- [Given problem] Provide the records once more, identical to the original.

- [Given entries]
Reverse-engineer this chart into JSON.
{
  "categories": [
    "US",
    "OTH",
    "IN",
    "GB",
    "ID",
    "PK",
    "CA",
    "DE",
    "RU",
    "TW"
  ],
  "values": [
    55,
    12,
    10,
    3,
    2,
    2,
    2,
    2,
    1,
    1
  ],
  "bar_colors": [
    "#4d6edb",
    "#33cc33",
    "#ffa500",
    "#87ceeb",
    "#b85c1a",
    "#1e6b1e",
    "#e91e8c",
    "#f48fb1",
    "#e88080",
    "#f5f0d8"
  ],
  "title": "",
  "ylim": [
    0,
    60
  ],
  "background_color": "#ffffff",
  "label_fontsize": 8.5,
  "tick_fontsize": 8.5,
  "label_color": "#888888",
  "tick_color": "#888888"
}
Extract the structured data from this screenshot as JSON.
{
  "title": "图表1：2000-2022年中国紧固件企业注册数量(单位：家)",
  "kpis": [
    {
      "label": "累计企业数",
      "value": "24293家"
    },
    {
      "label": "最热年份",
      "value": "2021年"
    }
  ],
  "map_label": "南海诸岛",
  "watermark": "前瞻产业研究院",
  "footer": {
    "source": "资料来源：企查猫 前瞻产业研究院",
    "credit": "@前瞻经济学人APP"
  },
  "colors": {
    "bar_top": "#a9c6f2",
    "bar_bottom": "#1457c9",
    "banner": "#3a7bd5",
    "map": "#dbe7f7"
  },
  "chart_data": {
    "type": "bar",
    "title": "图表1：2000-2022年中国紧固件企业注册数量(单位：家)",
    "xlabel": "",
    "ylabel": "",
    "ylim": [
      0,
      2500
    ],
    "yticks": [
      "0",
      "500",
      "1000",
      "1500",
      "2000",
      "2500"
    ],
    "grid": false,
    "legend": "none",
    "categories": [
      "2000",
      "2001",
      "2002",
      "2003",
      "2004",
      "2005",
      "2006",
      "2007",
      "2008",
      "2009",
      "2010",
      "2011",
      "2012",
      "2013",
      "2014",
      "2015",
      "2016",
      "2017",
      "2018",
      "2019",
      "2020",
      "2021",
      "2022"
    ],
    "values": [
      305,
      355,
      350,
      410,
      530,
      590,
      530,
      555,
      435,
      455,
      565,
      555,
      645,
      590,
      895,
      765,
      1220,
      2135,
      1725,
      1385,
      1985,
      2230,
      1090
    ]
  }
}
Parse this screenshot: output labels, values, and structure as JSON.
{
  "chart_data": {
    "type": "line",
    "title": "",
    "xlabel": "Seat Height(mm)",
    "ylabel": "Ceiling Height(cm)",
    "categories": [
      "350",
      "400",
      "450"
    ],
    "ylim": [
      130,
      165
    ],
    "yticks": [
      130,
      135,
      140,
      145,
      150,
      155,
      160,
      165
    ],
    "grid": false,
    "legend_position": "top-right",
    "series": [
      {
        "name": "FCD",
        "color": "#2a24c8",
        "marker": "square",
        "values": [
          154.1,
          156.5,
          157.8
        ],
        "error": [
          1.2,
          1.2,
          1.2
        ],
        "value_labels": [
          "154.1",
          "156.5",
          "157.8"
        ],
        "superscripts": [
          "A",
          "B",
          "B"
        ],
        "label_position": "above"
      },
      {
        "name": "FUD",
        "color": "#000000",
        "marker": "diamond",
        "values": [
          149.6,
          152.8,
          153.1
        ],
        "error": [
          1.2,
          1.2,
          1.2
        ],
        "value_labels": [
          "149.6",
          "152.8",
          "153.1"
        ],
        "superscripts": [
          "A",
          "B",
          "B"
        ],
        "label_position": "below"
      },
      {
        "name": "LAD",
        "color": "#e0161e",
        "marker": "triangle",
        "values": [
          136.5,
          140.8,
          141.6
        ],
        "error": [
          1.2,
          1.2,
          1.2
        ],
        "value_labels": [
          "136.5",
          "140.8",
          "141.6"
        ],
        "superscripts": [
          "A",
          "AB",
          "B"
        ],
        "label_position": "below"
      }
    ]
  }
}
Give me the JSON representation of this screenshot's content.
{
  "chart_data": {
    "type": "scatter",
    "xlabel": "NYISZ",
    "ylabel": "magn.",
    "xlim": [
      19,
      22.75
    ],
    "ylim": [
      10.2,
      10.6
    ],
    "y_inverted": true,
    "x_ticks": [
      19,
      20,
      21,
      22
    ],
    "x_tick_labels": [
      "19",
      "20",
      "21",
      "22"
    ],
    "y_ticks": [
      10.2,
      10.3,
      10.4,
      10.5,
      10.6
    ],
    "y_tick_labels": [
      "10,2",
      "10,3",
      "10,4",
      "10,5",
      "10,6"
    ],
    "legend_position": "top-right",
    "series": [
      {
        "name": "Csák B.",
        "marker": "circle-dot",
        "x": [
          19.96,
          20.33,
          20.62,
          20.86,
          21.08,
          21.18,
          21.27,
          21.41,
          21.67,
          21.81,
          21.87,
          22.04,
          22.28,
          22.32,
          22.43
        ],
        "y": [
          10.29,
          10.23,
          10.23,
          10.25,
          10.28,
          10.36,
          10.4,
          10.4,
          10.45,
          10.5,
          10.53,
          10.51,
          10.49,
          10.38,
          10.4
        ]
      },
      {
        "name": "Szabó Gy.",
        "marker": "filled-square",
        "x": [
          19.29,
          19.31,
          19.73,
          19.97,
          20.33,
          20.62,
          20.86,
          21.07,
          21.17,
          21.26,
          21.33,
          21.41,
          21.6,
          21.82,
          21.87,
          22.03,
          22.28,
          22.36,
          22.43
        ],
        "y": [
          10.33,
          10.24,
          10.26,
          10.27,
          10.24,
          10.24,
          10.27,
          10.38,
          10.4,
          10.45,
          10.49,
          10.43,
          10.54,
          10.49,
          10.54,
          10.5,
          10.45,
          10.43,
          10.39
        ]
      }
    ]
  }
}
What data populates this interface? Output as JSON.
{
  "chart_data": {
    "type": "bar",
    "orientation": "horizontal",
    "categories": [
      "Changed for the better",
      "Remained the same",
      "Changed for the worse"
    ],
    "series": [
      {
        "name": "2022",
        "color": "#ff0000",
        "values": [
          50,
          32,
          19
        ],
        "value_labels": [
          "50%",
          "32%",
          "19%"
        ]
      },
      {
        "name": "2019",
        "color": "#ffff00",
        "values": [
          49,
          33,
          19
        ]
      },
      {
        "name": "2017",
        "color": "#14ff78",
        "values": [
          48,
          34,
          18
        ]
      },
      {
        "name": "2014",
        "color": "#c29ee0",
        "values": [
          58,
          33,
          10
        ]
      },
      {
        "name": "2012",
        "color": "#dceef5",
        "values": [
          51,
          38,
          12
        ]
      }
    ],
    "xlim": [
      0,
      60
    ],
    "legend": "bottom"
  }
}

- [Answer to the exercise]
Reverse-engineer this chart into JSON.
{
  "categories": [
    "US",
    "OTH",
    "IN",
    "GB",
    "ID",
    "PK",
    "CA",
    "DE",
    "RU",
    "TW"
  ],
  "values": [
    55,
    12,
    10,
    3,
    2,
    2,
    2,
    2,
    1,
    1
  ],
  "bar_colors": [
    "#4d6edb",
    "#33cc33",
    "#ffa500",
    "#87ceeb",
    "#b85c1a",
    "#1e6b1e",
    "#e91e8c",
    "#f48fb1",
    "#e88080",
    "#f5f0d8"
  ],
  "title": "",
  "ylim": [
    0,
    60
  ],
  "background_color": "#ffffff",
  "label_fontsize": 8.5,
  "tick_fontsize": 8.5,
  "label_color": "#888888",
  "tick_color": "#888888"
}
Extract the structured data from this screenshot as JSON.
{
  "title": "图表1：2000-2022年中国紧固件企业注册数量(单位：家)",
  "kpis": [
    {
      "label": "累计企业数",
      "value": "24293家"
    },
    {
      "label": "最热年份",
      "value": "2021年"
    }
  ],
  "map_label": "南海诸岛",
  "watermark": "前瞻产业研究院",
  "footer": {
    "source": "资料来源：企查猫 前瞻产业研究院",
    "credit": "@前瞻经济学人APP"
  },
  "colors": {
    "bar_top": "#a9c6f2",
    "bar_bottom": "#1457c9",
    "banner": "#3a7bd5",
    "map": "#dbe7f7"
  },
  "chart_data": {
    "type": "bar",
    "title": "图表1：2000-2022年中国紧固件企业注册数量(单位：家)",
    "xlabel": "",
    "ylabel": "",
    "ylim": [
      0,
      2500
    ],
    "yticks": [
      "0",
      "500",
      "1000",
      "1500",
      "2000",
      "2500"
    ],
    "grid": false,
    "legend": "none",
    "categories": [
      "2000",
      "2001",
      "2002",
      "2003",
      "2004",
      "2005",
      "2006",
      "2007",
      "2008",
      "2009",
      "2010",
      "2011",
      "2012",
      "2013",
      "2014",
      "2015",
      "2016",
      "2017",
      "2018",
      "2019",
      "2020",
      "2021",
      "2022"
    ],
    "values": [
      305,
      355,
      350,
      410,
      530,
      590,
      530,
      555,
      435,
      455,
      565,
      555,
      645,
      590,
      895,
      765,
      1220,
      2135,
      1725,
      1385,
      1985,
      2230,
      1090
    ]
  }
}
Parse this screenshot: output labels, values, and structure as JSON.
{
  "chart_data": {
    "type": "line",
    "title": "",
    "xlabel": "Seat Height(mm)",
    "ylabel": "Ceiling Height(cm)",
    "categories": [
      "350",
      "400",
      "450"
    ],
    "ylim": [
      130,
      165
    ],
    "yticks": [
      130,
      135,
      140,
      145,
      150,
      155,
      160,
      165
    ],
    "grid": false,
    "legend_position": "top-right",
    "series": [
      {
        "name": "FCD",
        "color": "#2a24c8",
        "marker": "square",
        "values": [
          154.1,
          156.5,
          157.8
        ],
        "error": [
          1.2,
          1.2,
          1.2
        ],
        "value_labels": [
          "154.1",
          "156.5",
          "157.8"
        ],
        "superscripts": [
          "A",
          "B",
          "B"
        ],
        "label_position": "above"
      },
      {
        "name": "FUD",
        "color": "#000000",
        "marker": "diamond",
        "values": [
          149.6,
          152.8,
          153.1
        ],
        "error": [
          1.2,
          1.2,
          1.2
        ],
        "value_labels": [
          "149.6",
          "152.8",
          "153.1"
        ],
        "superscripts": [
          "A",
          "B",
          "B"
        ],
        "label_position": "below"
      },
      {
        "name": "LAD",
        "color": "#e0161e",
        "marker": "triangle",
        "values": [
          136.5,
          140.8,
          141.6
        ],
        "error": [
          1.2,
          1.2,
          1.2
        ],
        "value_labels": [
          "136.5",
          "140.8",
          "141.6"
        ],
        "superscripts": [
          "A",
          "AB",
          "B"
        ],
        "label_position": "below"
      }
    ]
  }
}
Give me the JSON representation of this screenshot's content.
{
  "chart_data": {
    "type": "scatter",
    "xlabel": "NYISZ",
    "ylabel": "magn.",
    "xlim": [
      19,
      22.75
    ],
    "ylim": [
      10.2,
      10.6
    ],
    "y_inverted": true,
    "x_ticks": [
      19,
      20,
      21,
      22
    ],
    "x_tick_labels": [
      "19",
      "20",
      "21",
      "22"
    ],
    "y_ticks": [
      10.2,
      10.3,
      10.4,
      10.5,
      10.6
    ],
    "y_tick_labels": [
      "10,2",
      "10,3",
      "10,4",
      "10,5",
      "10,6"
    ],
    "legend_position": "top-right",
    "series": [
      {
        "name": "Csák B.",
        "marker": "circle-dot",
        "x": [
          19.96,
          20.33,
          20.62,
          20.86,
          21.08,
          21.18,
          21.27,
          21.41,
          21.67,
          21.81,
          21.87,
          22.04,
          22.28,
          22.32,
          22.43
        ],
        "y": [
          10.29,
          10.23,
          10.23,
          10.25,
          10.28,
          10.36,
          10.4,
          10.4,
          10.45,
          10.5,
          10.53,
          10.51,
          10.49,
          10.38,
          10.4
        ]
      },
      {
        "name": "Szabó Gy.",
        "marker": "filled-square",
        "x": [
          19.29,
          19.31,
          19.73,
          19.97,
          20.33,
          20.62,
          20.86,
          21.07,
          21.17,
          21.26,
          21.33,
          21.41,
          21.6,
          21.82,
          21.87,
          22.03,
          22.28,
          22.36,
          22.43
        ],
        "y": [
          10.33,
          10.24,
          10.26,
          10.27,
          10.24,
          10.24,
          10.27,
          10.38,
          10.4,
          10.45,
          10.49,
          10.43,
          10.54,
          10.49,
          10.54,
          10.5,
          10.45,
          10.43,
          10.39
        ]
      }
    ]
  }
}
What data populates this interface? Output as JSON.
{
  "chart_data": {
    "type": "bar",
    "orientation": "horizontal",
    "categories": [
      "Changed for the better",
      "Remained the same",
      "Changed for the worse"
    ],
    "series": [
      {
        "name": "2022",
        "color": "#ff0000",
        "values": [
          50,
          32,
          19
        ],
        "value_labels": [
          "50%",
          "32%",
          "19%"
        ]
      },
      {
        "name": "2019",
        "color": "#ffff00",
        "values": [
          49,
          33,
          19
        ]
      },
      {
        "name": "2017",
        "color": "#14ff78",
        "values": [
          48,
          34,
          18
        ]
      },
      {
        "name": "2014",
        "color": "#c29ee0",
        "values": [
          58,
          33,
          10
        ]
      },
      {
        "name": "2012",
        "color": "#dceef5",
        "values": [
          51,
          38,
          12
        ]
      }
    ],
    "xlim": [
      0,
      60
    ],
    "legend": "bottom"
  }
}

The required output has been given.